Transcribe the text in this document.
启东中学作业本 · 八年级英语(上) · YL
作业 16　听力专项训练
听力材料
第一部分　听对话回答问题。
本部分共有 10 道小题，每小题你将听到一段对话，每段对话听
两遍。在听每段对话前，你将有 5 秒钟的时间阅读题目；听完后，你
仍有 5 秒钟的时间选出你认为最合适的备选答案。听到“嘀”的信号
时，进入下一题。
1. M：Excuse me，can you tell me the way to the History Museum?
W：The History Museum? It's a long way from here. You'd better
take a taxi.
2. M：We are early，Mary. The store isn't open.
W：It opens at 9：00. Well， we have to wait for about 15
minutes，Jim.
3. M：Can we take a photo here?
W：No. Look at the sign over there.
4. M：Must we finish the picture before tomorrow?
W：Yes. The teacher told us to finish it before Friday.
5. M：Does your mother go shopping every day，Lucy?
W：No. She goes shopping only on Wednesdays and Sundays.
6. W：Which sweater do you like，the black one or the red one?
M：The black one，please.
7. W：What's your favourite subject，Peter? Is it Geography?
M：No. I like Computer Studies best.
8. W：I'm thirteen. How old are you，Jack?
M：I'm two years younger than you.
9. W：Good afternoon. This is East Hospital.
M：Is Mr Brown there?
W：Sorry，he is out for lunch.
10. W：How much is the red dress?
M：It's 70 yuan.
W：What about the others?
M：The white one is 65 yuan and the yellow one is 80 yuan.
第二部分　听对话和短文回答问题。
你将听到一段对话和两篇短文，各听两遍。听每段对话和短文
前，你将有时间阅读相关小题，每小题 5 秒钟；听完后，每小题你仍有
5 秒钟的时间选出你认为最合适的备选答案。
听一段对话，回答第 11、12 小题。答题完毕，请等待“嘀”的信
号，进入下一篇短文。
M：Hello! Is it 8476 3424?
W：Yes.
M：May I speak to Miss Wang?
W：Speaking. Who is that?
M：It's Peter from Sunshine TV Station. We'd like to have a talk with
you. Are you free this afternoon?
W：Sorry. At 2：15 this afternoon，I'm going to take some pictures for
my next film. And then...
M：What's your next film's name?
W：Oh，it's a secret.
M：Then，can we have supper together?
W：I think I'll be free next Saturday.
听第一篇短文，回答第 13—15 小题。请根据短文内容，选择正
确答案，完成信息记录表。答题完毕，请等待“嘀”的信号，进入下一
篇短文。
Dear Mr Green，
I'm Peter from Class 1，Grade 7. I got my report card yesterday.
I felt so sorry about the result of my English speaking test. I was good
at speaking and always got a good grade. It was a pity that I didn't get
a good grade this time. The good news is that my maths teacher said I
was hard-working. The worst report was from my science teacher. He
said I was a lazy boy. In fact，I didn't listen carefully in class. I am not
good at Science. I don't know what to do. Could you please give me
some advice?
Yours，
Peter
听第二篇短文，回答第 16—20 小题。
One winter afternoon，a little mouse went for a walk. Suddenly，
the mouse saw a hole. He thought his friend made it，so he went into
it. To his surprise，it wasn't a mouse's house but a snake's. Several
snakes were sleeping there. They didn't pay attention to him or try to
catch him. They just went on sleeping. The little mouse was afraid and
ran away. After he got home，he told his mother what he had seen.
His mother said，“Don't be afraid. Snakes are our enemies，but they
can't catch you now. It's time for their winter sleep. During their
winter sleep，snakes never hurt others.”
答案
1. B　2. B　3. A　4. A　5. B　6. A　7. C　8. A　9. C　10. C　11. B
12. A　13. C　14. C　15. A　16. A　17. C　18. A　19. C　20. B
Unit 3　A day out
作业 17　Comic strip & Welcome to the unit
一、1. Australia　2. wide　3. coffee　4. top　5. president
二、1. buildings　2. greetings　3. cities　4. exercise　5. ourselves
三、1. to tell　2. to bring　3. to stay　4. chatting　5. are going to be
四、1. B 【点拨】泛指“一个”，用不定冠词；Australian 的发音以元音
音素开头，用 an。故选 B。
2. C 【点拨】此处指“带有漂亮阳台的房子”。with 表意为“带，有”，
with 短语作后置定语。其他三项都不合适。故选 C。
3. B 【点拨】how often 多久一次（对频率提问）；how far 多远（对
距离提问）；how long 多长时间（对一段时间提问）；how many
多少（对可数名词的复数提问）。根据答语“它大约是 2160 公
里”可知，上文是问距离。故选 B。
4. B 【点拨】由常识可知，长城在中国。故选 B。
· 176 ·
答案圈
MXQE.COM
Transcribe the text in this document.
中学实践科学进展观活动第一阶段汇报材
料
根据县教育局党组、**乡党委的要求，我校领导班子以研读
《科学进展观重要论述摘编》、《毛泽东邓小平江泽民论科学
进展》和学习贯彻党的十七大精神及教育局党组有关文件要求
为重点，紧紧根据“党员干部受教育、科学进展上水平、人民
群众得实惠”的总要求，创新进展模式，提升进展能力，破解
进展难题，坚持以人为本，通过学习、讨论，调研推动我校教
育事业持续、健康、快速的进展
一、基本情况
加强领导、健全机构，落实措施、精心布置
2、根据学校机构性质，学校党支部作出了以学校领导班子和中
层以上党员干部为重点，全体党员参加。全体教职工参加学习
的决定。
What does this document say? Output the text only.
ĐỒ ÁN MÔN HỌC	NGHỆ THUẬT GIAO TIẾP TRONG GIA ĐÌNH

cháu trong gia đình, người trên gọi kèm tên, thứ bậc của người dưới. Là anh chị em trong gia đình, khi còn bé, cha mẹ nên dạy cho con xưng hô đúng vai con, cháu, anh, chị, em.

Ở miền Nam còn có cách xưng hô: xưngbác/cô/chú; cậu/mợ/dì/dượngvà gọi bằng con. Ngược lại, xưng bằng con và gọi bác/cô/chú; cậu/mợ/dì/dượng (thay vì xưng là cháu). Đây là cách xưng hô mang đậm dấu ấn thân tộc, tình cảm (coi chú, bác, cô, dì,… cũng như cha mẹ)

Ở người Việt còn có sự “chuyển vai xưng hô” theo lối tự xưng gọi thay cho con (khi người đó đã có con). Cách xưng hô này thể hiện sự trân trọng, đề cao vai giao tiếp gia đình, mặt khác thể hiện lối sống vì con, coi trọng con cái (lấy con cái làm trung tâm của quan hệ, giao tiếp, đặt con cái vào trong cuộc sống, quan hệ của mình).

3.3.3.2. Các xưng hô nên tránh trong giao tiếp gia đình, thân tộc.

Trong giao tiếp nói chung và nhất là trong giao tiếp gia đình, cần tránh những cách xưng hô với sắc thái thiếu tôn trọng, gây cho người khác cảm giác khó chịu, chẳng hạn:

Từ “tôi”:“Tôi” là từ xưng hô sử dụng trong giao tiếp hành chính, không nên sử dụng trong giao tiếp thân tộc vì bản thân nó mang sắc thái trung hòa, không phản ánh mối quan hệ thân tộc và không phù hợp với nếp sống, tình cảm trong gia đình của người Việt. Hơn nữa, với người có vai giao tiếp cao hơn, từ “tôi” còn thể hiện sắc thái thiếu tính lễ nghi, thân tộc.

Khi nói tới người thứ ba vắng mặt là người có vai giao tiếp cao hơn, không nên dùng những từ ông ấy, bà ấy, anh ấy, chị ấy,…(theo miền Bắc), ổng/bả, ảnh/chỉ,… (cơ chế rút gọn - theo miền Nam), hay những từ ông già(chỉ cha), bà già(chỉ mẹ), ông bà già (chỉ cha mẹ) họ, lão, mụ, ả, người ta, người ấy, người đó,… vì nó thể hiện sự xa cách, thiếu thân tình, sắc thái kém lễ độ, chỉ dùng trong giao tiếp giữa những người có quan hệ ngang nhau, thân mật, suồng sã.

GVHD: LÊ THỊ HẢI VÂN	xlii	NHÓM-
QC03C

=-=-=-=-=

» **Required work**: Reproduce the final stretch of the data above: every line from the one holding "What does this" through the end, inclusive, exactly as written and nothing else.

» **The solution**:
What does this document say? Output the text only.
ĐỒ ÁN MÔN HỌC	NGHỆ THUẬT GIAO TIẾP TRONG GIA ĐÌNH

cháu trong gia đình, người trên gọi kèm tên, thứ bậc của người dưới. Là anh chị em trong gia đình, khi còn bé, cha mẹ nên dạy cho con xưng hô đúng vai con, cháu, anh, chị, em.

Ở miền Nam còn có cách xưng hô: xưngbác/cô/chú; cậu/mợ/dì/dượngvà gọi bằng con. Ngược lại, xưng bằng con và gọi bác/cô/chú; cậu/mợ/dì/dượng (thay vì xưng là cháu). Đây là cách xưng hô mang đậm dấu ấn thân tộc, tình cảm (coi chú, bác, cô, dì,… cũng như cha mẹ)

Ở người Việt còn có sự “chuyển vai xưng hô” theo lối tự xưng gọi thay cho con (khi người đó đã có con). Cách xưng hô này thể hiện sự trân trọng, đề cao vai giao tiếp gia đình, mặt khác thể hiện lối sống vì con, coi trọng con cái (lấy con cái làm trung tâm của quan hệ, giao tiếp, đặt con cái vào trong cuộc sống, quan hệ của mình).

3.3.3.2. Các xưng hô nên tránh trong giao tiếp gia đình, thân tộc.

Trong giao tiếp nói chung và nhất là trong giao tiếp gia đình, cần tránh những cách xưng hô với sắc thái thiếu tôn trọng, gây cho người khác cảm giác khó chịu, chẳng hạn:

Từ “tôi”:“Tôi” là từ xưng hô sử dụng trong giao tiếp hành chính, không nên sử dụng trong giao tiếp thân tộc vì bản thân nó mang sắc thái trung hòa, không phản ánh mối quan hệ thân tộc và không phù hợp với nếp sống, tình cảm trong gia đình của người Việt. Hơn nữa, với người có vai giao tiếp cao hơn, từ “tôi” còn thể hiện sắc thái thiếu tính lễ nghi, thân tộc.

Khi nói tới người thứ ba vắng mặt là người có vai giao tiếp cao hơn, không nên dùng những từ ông ấy, bà ấy, anh ấy, chị ấy,…(theo miền Bắc), ổng/bả, ảnh/chỉ,… (cơ chế rút gọn - theo miền Nam), hay những từ ông già(chỉ cha), bà già(chỉ mẹ), ông bà già (chỉ cha mẹ) họ, lão, mụ, ả, người ta, người ấy, người đó,… vì nó thể hiện sự xa cách, thiếu thân tình, sắc thái kém lễ độ, chỉ dùng trong giao tiếp giữa những người có quan hệ ngang nhau, thân mật, suồng sã.

GVHD: LÊ THỊ HẢI VÂN	xlii	NHÓM-
QC03C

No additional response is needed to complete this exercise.